--- begin ---
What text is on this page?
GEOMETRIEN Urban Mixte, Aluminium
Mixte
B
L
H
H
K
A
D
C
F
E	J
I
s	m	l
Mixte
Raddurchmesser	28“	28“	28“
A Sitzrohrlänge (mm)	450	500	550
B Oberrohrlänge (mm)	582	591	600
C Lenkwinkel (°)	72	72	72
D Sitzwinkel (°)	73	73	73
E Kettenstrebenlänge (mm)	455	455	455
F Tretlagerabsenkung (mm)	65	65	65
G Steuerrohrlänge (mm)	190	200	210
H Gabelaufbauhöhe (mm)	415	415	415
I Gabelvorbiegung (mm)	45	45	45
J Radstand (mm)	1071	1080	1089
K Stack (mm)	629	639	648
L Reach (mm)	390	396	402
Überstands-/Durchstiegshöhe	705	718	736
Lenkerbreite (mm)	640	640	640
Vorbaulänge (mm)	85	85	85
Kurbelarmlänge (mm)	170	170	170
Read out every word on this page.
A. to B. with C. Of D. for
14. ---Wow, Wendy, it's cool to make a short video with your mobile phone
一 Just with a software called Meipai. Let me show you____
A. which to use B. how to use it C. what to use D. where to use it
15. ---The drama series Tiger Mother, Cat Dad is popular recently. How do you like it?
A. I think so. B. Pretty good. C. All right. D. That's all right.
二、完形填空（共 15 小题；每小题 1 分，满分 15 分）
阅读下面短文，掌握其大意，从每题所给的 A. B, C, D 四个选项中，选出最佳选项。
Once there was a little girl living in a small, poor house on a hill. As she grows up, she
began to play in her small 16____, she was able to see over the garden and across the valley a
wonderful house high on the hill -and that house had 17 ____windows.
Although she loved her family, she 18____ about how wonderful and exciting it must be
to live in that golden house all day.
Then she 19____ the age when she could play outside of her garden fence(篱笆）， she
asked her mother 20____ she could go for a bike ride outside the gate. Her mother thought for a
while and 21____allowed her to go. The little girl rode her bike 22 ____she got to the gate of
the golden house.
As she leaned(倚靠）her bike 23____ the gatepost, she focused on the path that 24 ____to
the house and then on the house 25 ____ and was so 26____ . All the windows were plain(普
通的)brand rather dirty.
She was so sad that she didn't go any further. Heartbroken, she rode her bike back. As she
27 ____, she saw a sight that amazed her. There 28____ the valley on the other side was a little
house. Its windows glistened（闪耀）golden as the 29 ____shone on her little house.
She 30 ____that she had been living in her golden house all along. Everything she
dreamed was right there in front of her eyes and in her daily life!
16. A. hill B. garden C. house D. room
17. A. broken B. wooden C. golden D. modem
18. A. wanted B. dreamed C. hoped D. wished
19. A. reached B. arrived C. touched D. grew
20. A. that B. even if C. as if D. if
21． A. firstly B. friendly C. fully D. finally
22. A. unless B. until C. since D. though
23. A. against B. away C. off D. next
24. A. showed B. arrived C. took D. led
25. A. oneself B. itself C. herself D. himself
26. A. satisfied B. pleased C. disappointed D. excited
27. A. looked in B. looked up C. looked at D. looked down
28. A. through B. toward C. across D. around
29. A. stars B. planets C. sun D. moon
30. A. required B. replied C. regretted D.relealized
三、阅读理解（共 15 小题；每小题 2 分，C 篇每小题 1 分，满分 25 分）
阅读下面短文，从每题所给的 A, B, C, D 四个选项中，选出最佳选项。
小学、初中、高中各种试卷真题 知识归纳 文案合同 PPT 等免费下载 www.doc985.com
--- end ---
Of the lines in the data above, how many contain the word "dreamed"? Give only that figure.

2